■ **AUFGABEN**:
A: Warum haben freiwillige Helfer der ukrainischen Armee laut dem Auszug eine kostengünstige Alternative zu Drohnen-Schutznetzen gesucht? Antworte in ein bis drei Sätzen.
B: Fasse den Auszug in zwei Sätzen zusammen.

Ein handelsübliches Drohnen-Schutznetz kostet fünf bis zehn Euro pro Quadratmeter. Die ukrainische Armee braucht aber ständig neue solche Abwehrnetze gegen russische Drohnenangriffe. Überall an der Front, über tausende Quadratkilometer. Freiwillige Helfer der ukrainischen Armee haben darum eine kostengünstige Alternative gefunden und ausprobiert. 

Etwa 500 Tonnen ausgemusterte Fischernetze von niederländischen Fischereibetrieben haben sie schon zu Fronteinheiten gebracht. Die Soldaten schützen damit sich selbst und ihre Technik. Gleichzeitig verändern solche Schutznetze auch den Drohnenkampf an sich.  

Wie genau alte Fischernetze ins Kampfgebiet kommen und dort eingesetzt werden, hat Frontliner-Reporter Artem Derkatschow in einer Fotoreportage dokumentiert.   

Quelle Frontliner

Soldaten und Helfer entladen nachts im Gebiet Charkiw Lkw mit Fischernetzen für die Front. Foto © Artem Derkatschow/Frontliner

In den Lagerhallen europäischer Häfen warten tausende Tonnen ausrangierter Fischernetze auf ihren Einsatz. Ukrainische Soldaten können die gut da gebrauchen, wo im Kampfgebiet Drohnen eingesetzt werden und der Schutz davor eine der größten Herausforderungen ist.

(Daten aus einer Sammlung)
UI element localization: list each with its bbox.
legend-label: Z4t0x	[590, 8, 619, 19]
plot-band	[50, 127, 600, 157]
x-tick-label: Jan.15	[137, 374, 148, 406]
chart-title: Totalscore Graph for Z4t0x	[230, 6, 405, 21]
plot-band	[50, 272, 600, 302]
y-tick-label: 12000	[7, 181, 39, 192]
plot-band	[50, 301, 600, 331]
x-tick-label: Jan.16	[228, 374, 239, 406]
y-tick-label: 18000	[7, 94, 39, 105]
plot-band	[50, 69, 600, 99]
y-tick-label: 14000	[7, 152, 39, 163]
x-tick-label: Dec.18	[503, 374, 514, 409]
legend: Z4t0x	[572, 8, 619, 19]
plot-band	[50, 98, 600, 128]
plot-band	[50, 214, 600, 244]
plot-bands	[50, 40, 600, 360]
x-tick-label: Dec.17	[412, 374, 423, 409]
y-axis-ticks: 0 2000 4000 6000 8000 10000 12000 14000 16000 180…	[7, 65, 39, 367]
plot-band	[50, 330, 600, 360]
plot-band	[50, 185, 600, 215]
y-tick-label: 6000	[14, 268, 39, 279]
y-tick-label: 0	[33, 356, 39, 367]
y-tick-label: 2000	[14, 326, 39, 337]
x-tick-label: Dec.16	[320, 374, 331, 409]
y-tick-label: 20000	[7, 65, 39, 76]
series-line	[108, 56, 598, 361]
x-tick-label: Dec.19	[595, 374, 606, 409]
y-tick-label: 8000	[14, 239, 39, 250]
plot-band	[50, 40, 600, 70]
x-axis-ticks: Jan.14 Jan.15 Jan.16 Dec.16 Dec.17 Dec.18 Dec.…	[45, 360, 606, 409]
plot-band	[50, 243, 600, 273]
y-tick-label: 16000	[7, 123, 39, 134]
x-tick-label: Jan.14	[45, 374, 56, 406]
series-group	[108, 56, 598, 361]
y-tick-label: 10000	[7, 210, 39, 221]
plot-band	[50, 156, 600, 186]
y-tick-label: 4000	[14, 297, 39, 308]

■ **LÖSUNGEN**:
A: Ein handelsübliches Drohnen-Schutznetz kostet fünf bis zehn Euro pro Quadratmeter. Die ukrainische Armee braucht aber ständig neue Abwehrnetze gegen russische Drohnenangriffe, und zwar überall an der Front über tausende Quadratkilometer.

B: Als günstige Alternative zu handelsüblichen Drohnen-Schutznetzen haben freiwillige Helfer der ukrainischen Armee etwa 500 Tonnen ausgemusterte Fischernetze niederländischer Fischereibetriebe zu Fronteinheiten gebracht. Die Soldaten schützen damit sich selbst und ihre Technik, und die Netze verändern zugleich den Drohnenkampf an sich.